STATED TASK: Where the string "Saftgrün" occurs in the material below, report the whole line.

[begin INFORMATION SUPPLIED]

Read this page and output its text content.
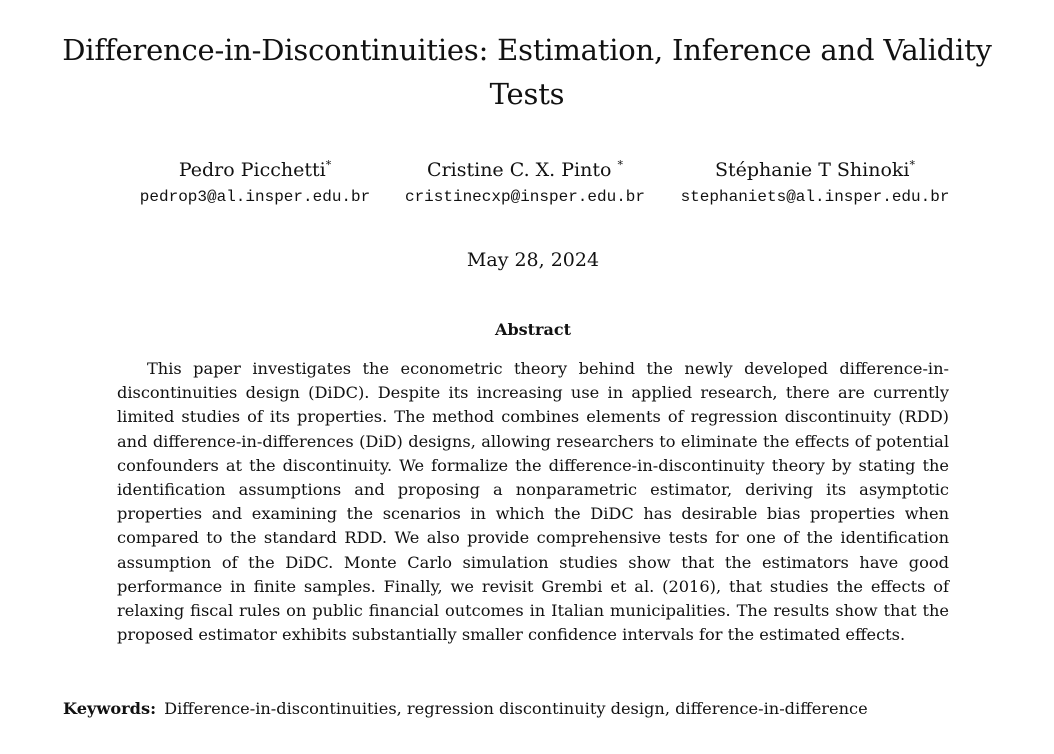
Difference-in-Discontinuities: Estimation, Inference and Validity Tests
Pedro Picchetti*
pedrop3@al.insper.edu.br
Cristine C. X. Pinto *
cristinecxp@insper.edu.br
Stéphanie T Shinoki*
stephaniets@al.insper.edu.br
May 28, 2024
Abstract

This paper investigates the econometric theory behind the newly developed difference-in-discontinuities design (DiDC). Despite its increasing use in applied research, there are currently limited studies of its properties. The method combines elements of regression discontinuity (RDD) and difference-in-differences (DiD) designs, allowing researchers to eliminate the effects of potential confounders at the discontinuity. We formalize the difference-in-discontinuity theory by stating the identification assumptions and proposing a nonparametric estimator, deriving its asymptotic properties and examining the scenarios in which the DiDC has desirable bias properties when compared to the standard RDD. We also provide comprehensive tests for one of the identification assumption of the DiDC. Monte Carlo simulation studies show that the estimators have good performance in finite samples. Finally, we revisit Grembi et al. (2016), that studies the effects of relaxing fiscal rules on public financial outcomes in Italian municipalities. The results show that the proposed estimator exhibits substantially smaller confidence intervals for the estimated effects.

Keywords: Difference-in-discontinuities, regression discontinuity design, difference-in-difference
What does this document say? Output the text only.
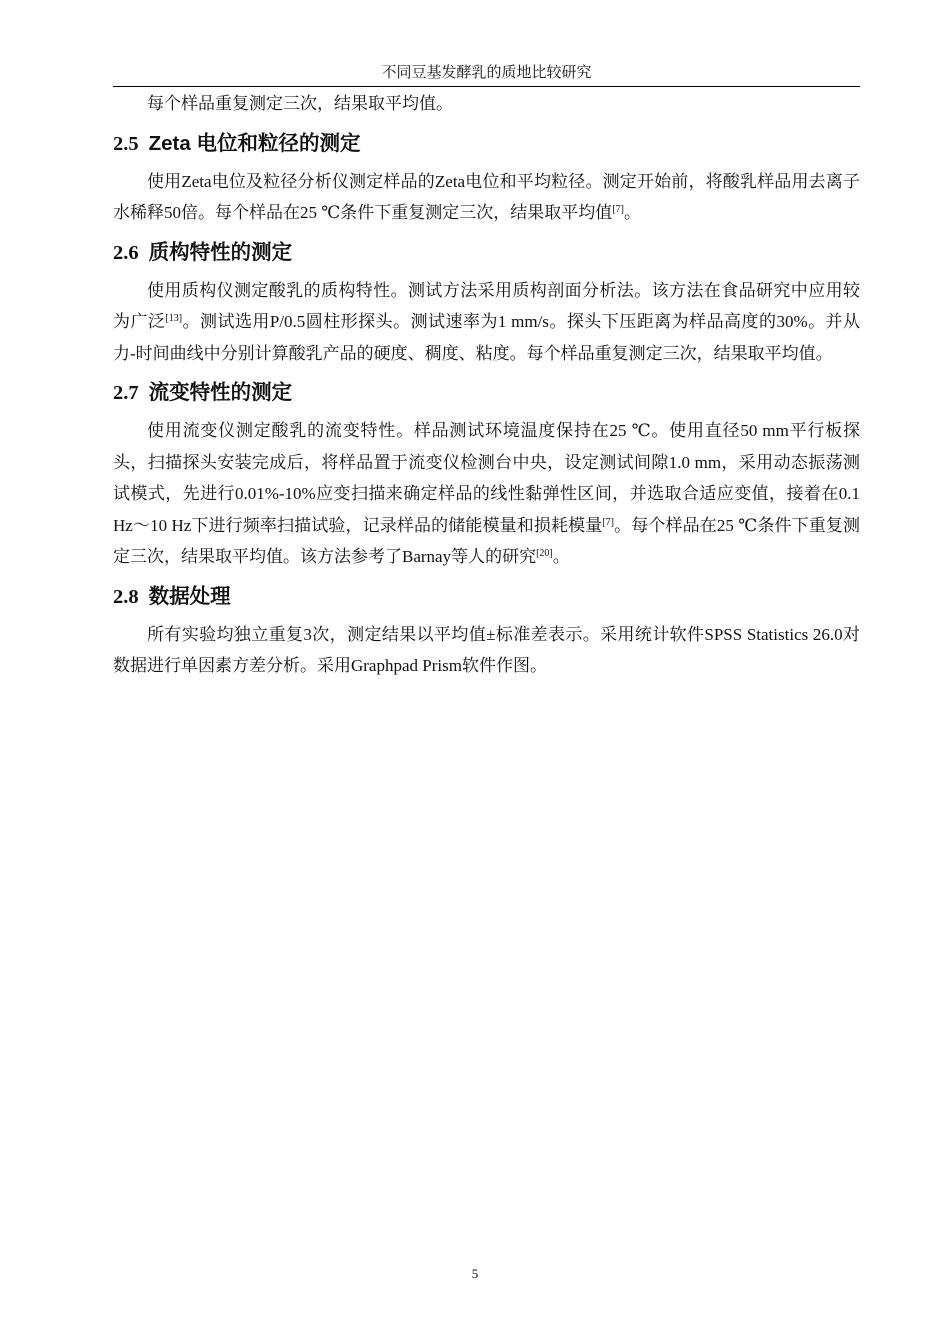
不同豆基发酵乳的质地比较研究

每个样品重复测定三次，结果取平均值。

2.5 Zeta 电位和粒径的测定

使用Zeta电位及粒径分析仪测定样品的Zeta电位和平均粒径。测定开始前，将酸乳样品用去离子水稀释50倍。每个样品在25 ℃条件下重复测定三次，结果取平均值[7]。

2.6 质构特性的测定

使用质构仪测定酸乳的质构特性。测试方法采用质构剖面分析法。该方法在食品研究中应用较为广泛[13]。测试选用P/0.5圆柱形探头。测试速率为1 mm/s。探头下压距离为样品高度的30%。并从力-时间曲线中分别计算酸乳产品的硬度、稠度、粘度。每个样品重复测定三次，结果取平均值。

2.7 流变特性的测定

使用流变仪测定酸乳的流变特性。样品测试环境温度保持在25 ℃。使用直径50 mm平行板探头，扫描探头安装完成后，将样品置于流变仪检测台中央，设定测试间隙1.0 mm，采用动态振荡测试模式，先进行0.01%-10%应变扫描来确定样品的线性黏弹性区间，并选取合适应变值，接着在0.1 Hz～10 Hz下进行频率扫描试验，记录样品的储能模量和损耗模量[7]。每个样品在25 ℃条件下重复测定三次，结果取平均值。该方法参考了Barnay等人的研究[20]。

2.8 数据处理

所有实验均独立重复3次，测定结果以平均值±标准差表示。采用统计软件SPSS Statistics 26.0对数据进行单因素方差分析。采用Graphpad Prism软件作图。

5
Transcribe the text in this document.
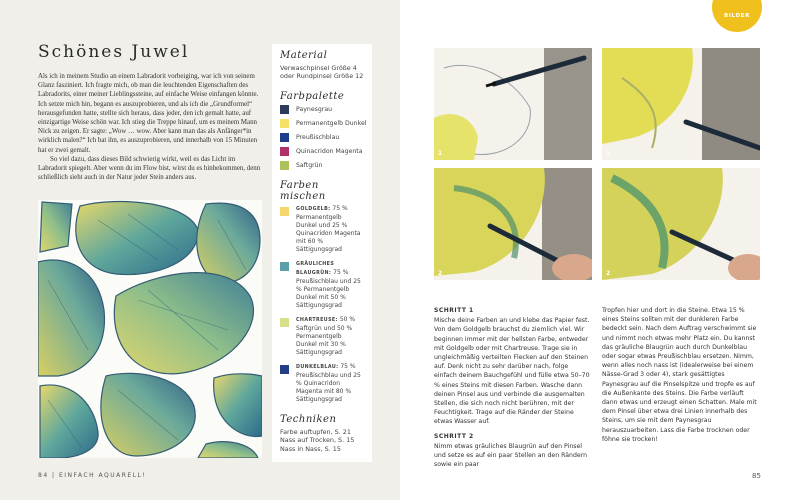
Schönes Juwel

Als ich in meinem Studio an einem Labradorit vorbeiging, war ich von seinem Glanz fasziniert. Ich fragte mich, ob man die leuchtenden Eigenschaften des Labradorits, einer meiner Lieblingssteine, auf einfache Weise einfangen könnte. Ich setzte mich hin, begann es auszuprobieren, und als ich die „Grundformel“ herausgefunden hatte, stellte sich heraus, dass jeder, den ich gemalt hatte, auf einzigartige Weise schön war. Ich stieg die Treppe hinauf, um es meinem Mann Nick zu zeigen. Er sagte: „Wow … wow. Aber kann man das als Anfänger*in wirklich malen?“ Ich bat ihn, es auszuprobieren, und innerhalb von 15 Minuten hat er zwei gemalt.

So viel dazu, dass dieses Bild schwierig wirkt, weil es das Licht im Labradorit spiegelt. Aber wenn du im Flow bist, wirst du es hinbekommen, denn schließlich sieht auch in der Natur jeder Stein anders aus.

84 | EINFACH AQUARELL!
Material
Verwaschpinsel Größe 4 oder Rundpinsel Größe 12
Farbpalette
Paynesgrau
Permanentgelb Dunkel
Preußischblau
Quinacridon Magenta
Saftgrün
Farben mischen
GOLDGELB: 75 % Permanentgelb Dunkel und 25 % Quinacridon Magenta mit 60 % Sättigungsgrad
GRÄULICHES BLAUGRÜN: 75 % Preußischblau und 25 % Permanentgelb Dunkel mit 50 % Sättigungsgrad
CHARTREUSE: 50 % Saftgrün und 50 % Permanentgelb Dunkel mit 30 % Sättigungsgrad
DUNKELBLAU: 75 % Preußischblau und 25 % Quinacridon Magenta mit 80 % Sättigungsgrad
Techniken
Farbe auftupfen, S. 21
Nass auf Trocken, S. 15
Nass in Nass, S. 15
BILDER
1	1
2	2
SCHRITT 1
Mische deine Farben an und klebe das Papier fest. Von dem Goldgelb brauchst du ziemlich viel. Wir beginnen immer mit der hellsten Farbe, entweder mit Goldgelb oder mit Chartreuse. Trage sie in ungleichmäßig verteilten Flecken auf den Steinen auf. Denk nicht zu sehr darüber nach, folge einfach deinem Bauchgefühl und fülle etwa 50–70 % eines Steins mit diesen Farben. Wasche dann deinen Pinsel aus und verbinde die ausgemalten Stellen, die sich noch nicht berühren, mit der Feuchtigkeit. Trage auf die Ränder der Steine etwas Wasser auf.
SCHRITT 2
Nimm etwas gräuliches Blaugrün auf den Pinsel und setze es auf ein paar Stellen an den Rändern sowie ein paar
Tropfen hier und dort in die Steine. Etwa 15 % eines Steins sollten mit der dunkleren Farbe bedeckt sein. Nach dem Auftrag verschwimmt sie und nimmt noch etwas mehr Platz ein. Du kannst das gräuliche Blaugrün auch durch Dunkelblau oder sogar etwas Preußischblau ersetzen. Nimm, wenn alles noch nass ist (idealerweise bei einem Nässe-Grad 3 oder 4), stark gesättigtes Paynesgrau auf die Pinselspitze und tropfe es auf die Außenkante des Steins. Die Farbe verläuft dann etwas und erzeugt einen Schatten. Male mit dem Pinsel über etwa drei Linien innerhalb des Steins, um sie mit dem Paynesgrau herauszuarbeiten. Lass die Farbe trocknen oder föhne sie trocken!
85
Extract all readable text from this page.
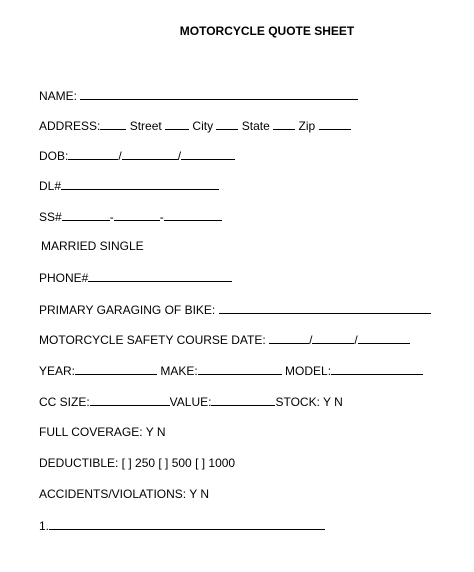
MOTORCYCLE QUOTE SHEET
NAME:
ADDRESS: Street	City State Zip
DOB:	/	/
DL#
SS#	-	-
MARRIED SINGLE
PHONE#
PRIMARY GARAGING OF BIKE:
MOTORCYCLE SAFETY COURSE DATE:	/	/
YEAR:	MAKE:	MODEL:
CC SIZE:	VALUE:	STOCK: Y N
FULL COVERAGE: Y N
DEDUCTIBLE: [ ] 250 [ ] 500 [ ] 1000
ACCIDENTS/VIOLATIONS: Y N
1.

[end INFORMATION SUPPLIED]

RESULT FOR THIS TASK:
Saftgrün
CHARTREUSE: 50 % Saftgrün und 50 % Permanentgelb Dunkel mit 30 % Sättigungsgrad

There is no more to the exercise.